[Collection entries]
········

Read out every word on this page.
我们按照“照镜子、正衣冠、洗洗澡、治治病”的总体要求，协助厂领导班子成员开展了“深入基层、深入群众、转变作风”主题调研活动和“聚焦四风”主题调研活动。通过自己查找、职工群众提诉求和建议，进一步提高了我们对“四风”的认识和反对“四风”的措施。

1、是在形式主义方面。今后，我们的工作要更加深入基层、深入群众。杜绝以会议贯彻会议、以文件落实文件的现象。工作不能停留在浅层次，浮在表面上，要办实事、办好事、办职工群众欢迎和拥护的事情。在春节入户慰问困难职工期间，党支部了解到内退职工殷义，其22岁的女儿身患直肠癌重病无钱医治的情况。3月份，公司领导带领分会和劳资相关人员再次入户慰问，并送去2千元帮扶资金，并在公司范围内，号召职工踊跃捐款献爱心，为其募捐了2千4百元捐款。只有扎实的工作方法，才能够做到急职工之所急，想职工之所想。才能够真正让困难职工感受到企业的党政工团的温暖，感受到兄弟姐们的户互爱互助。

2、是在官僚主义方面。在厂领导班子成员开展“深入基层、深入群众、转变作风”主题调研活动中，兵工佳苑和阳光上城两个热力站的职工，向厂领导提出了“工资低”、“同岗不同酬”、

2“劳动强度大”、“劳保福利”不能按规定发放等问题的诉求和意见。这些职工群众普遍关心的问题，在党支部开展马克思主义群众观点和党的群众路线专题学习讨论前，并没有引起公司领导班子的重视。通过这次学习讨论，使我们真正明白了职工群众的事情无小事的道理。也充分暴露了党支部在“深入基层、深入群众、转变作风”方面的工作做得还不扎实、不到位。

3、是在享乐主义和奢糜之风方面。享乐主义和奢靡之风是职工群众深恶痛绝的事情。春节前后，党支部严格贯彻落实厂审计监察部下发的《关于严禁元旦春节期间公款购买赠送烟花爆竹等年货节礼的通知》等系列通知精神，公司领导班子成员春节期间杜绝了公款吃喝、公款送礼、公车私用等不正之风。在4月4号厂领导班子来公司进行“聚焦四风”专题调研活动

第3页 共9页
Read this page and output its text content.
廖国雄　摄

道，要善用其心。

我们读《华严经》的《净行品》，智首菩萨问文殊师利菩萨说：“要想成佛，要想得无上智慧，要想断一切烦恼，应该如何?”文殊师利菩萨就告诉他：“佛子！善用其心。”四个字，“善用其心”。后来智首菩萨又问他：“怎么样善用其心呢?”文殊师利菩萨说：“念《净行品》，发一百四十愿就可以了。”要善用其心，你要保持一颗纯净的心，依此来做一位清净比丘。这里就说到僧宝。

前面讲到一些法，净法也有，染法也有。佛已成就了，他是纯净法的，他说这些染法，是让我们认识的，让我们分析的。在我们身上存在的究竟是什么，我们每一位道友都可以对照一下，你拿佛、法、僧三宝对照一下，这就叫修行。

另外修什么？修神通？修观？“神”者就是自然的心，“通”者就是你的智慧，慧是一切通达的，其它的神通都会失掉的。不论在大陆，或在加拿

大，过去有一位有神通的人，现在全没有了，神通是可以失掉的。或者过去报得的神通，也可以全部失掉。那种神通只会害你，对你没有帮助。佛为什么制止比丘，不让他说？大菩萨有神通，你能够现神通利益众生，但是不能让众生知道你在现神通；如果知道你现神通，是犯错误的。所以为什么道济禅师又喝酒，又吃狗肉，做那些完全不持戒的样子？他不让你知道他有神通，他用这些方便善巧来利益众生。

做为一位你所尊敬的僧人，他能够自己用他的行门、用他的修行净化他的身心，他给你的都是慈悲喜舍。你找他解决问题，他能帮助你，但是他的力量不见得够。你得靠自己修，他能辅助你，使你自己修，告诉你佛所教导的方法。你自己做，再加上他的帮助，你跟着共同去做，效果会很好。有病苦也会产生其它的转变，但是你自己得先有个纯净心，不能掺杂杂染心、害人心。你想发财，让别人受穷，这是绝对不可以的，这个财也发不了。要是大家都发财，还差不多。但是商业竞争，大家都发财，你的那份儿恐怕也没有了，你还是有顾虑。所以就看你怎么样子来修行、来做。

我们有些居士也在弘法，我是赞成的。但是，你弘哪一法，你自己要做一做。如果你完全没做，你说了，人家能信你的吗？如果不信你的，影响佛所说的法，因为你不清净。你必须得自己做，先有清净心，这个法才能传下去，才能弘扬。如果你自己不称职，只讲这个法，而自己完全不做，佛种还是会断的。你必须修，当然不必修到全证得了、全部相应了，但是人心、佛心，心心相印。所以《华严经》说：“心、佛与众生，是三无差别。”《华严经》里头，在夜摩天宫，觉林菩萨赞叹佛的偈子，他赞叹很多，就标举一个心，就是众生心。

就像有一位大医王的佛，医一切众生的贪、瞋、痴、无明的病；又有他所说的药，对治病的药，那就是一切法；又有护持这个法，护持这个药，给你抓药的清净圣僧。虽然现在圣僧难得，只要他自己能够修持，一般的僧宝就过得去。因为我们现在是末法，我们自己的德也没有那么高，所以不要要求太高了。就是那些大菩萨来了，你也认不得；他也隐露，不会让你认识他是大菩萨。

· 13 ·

········

= AIM OF THE EXERCISE =
Print out the whole listing exactly as it appears.

= EXERCISE RESULT =
Read out every word on this page.
我们按照“照镜子、正衣冠、洗洗澡、治治病”的总体要求，协助厂领导班子成员开展了“深入基层、深入群众、转变作风”主题调研活动和“聚焦四风”主题调研活动。通过自己查找、职工群众提诉求和建议，进一步提高了我们对“四风”的认识和反对“四风”的措施。

1、是在形式主义方面。今后，我们的工作要更加深入基层、深入群众。杜绝以会议贯彻会议、以文件落实文件的现象。工作不能停留在浅层次，浮在表面上，要办实事、办好事、办职工群众欢迎和拥护的事情。在春节入户慰问困难职工期间，党支部了解到内退职工殷义，其22岁的女儿身患直肠癌重病无钱医治的情况。3月份，公司领导带领分会和劳资相关人员再次入户慰问，并送去2千元帮扶资金，并在公司范围内，号召职工踊跃捐款献爱心，为其募捐了2千4百元捐款。只有扎实的工作方法，才能够做到急职工之所急，想职工之所想。才能够真正让困难职工感受到企业的党政工团的温暖，感受到兄弟姐们的户互爱互助。

2、是在官僚主义方面。在厂领导班子成员开展“深入基层、深入群众、转变作风”主题调研活动中，兵工佳苑和阳光上城两个热力站的职工，向厂领导提出了“工资低”、“同岗不同酬”、

2“劳动强度大”、“劳保福利”不能按规定发放等问题的诉求和意见。这些职工群众普遍关心的问题，在党支部开展马克思主义群众观点和党的群众路线专题学习讨论前，并没有引起公司领导班子的重视。通过这次学习讨论，使我们真正明白了职工群众的事情无小事的道理。也充分暴露了党支部在“深入基层、深入群众、转变作风”方面的工作做得还不扎实、不到位。

3、是在享乐主义和奢糜之风方面。享乐主义和奢靡之风是职工群众深恶痛绝的事情。春节前后，党支部严格贯彻落实厂审计监察部下发的《关于严禁元旦春节期间公款购买赠送烟花爆竹等年货节礼的通知》等系列通知精神，公司领导班子成员春节期间杜绝了公款吃喝、公款送礼、公车私用等不正之风。在4月4号厂领导班子来公司进行“聚焦四风”专题调研活动

第3页 共9页
Read this page and output its text content.
廖国雄　摄

道，要善用其心。

我们读《华严经》的《净行品》，智首菩萨问文殊师利菩萨说：“要想成佛，要想得无上智慧，要想断一切烦恼，应该如何?”文殊师利菩萨就告诉他：“佛子！善用其心。”四个字，“善用其心”。后来智首菩萨又问他：“怎么样善用其心呢?”文殊师利菩萨说：“念《净行品》，发一百四十愿就可以了。”要善用其心，你要保持一颗纯净的心，依此来做一位清净比丘。这里就说到僧宝。

前面讲到一些法，净法也有，染法也有。佛已成就了，他是纯净法的，他说这些染法，是让我们认识的，让我们分析的。在我们身上存在的究竟是什么，我们每一位道友都可以对照一下，你拿佛、法、僧三宝对照一下，这就叫修行。

另外修什么？修神通？修观？“神”者就是自然的心，“通”者就是你的智慧，慧是一切通达的，其它的神通都会失掉的。不论在大陆，或在加拿

大，过去有一位有神通的人，现在全没有了，神通是可以失掉的。或者过去报得的神通，也可以全部失掉。那种神通只会害你，对你没有帮助。佛为什么制止比丘，不让他说？大菩萨有神通，你能够现神通利益众生，但是不能让众生知道你在现神通；如果知道你现神通，是犯错误的。所以为什么道济禅师又喝酒，又吃狗肉，做那些完全不持戒的样子？他不让你知道他有神通，他用这些方便善巧来利益众生。

做为一位你所尊敬的僧人，他能够自己用他的行门、用他的修行净化他的身心，他给你的都是慈悲喜舍。你找他解决问题，他能帮助你，但是他的力量不见得够。你得靠自己修，他能辅助你，使你自己修，告诉你佛所教导的方法。你自己做，再加上他的帮助，你跟着共同去做，效果会很好。有病苦也会产生其它的转变，但是你自己得先有个纯净心，不能掺杂杂染心、害人心。你想发财，让别人受穷，这是绝对不可以的，这个财也发不了。要是大家都发财，还差不多。但是商业竞争，大家都发财，你的那份儿恐怕也没有了，你还是有顾虑。所以就看你怎么样子来修行、来做。

我们有些居士也在弘法，我是赞成的。但是，你弘哪一法，你自己要做一做。如果你完全没做，你说了，人家能信你的吗？如果不信你的，影响佛所说的法，因为你不清净。你必须得自己做，先有清净心，这个法才能传下去，才能弘扬。如果你自己不称职，只讲这个法，而自己完全不做，佛种还是会断的。你必须修，当然不必修到全证得了、全部相应了，但是人心、佛心，心心相印。所以《华严经》说：“心、佛与众生，是三无差别。”《华严经》里头，在夜摩天宫，觉林菩萨赞叹佛的偈子，他赞叹很多，就标举一个心，就是众生心。

就像有一位大医王的佛，医一切众生的贪、瞋、痴、无明的病；又有他所说的药，对治病的药，那就是一切法；又有护持这个法，护持这个药，给你抓药的清净圣僧。虽然现在圣僧难得，只要他自己能够修持，一般的僧宝就过得去。因为我们现在是末法，我们自己的德也没有那么高，所以不要要求太高了。就是那些大菩萨来了，你也认不得；他也隐露，不会让你认识他是大菩萨。

· 13 ·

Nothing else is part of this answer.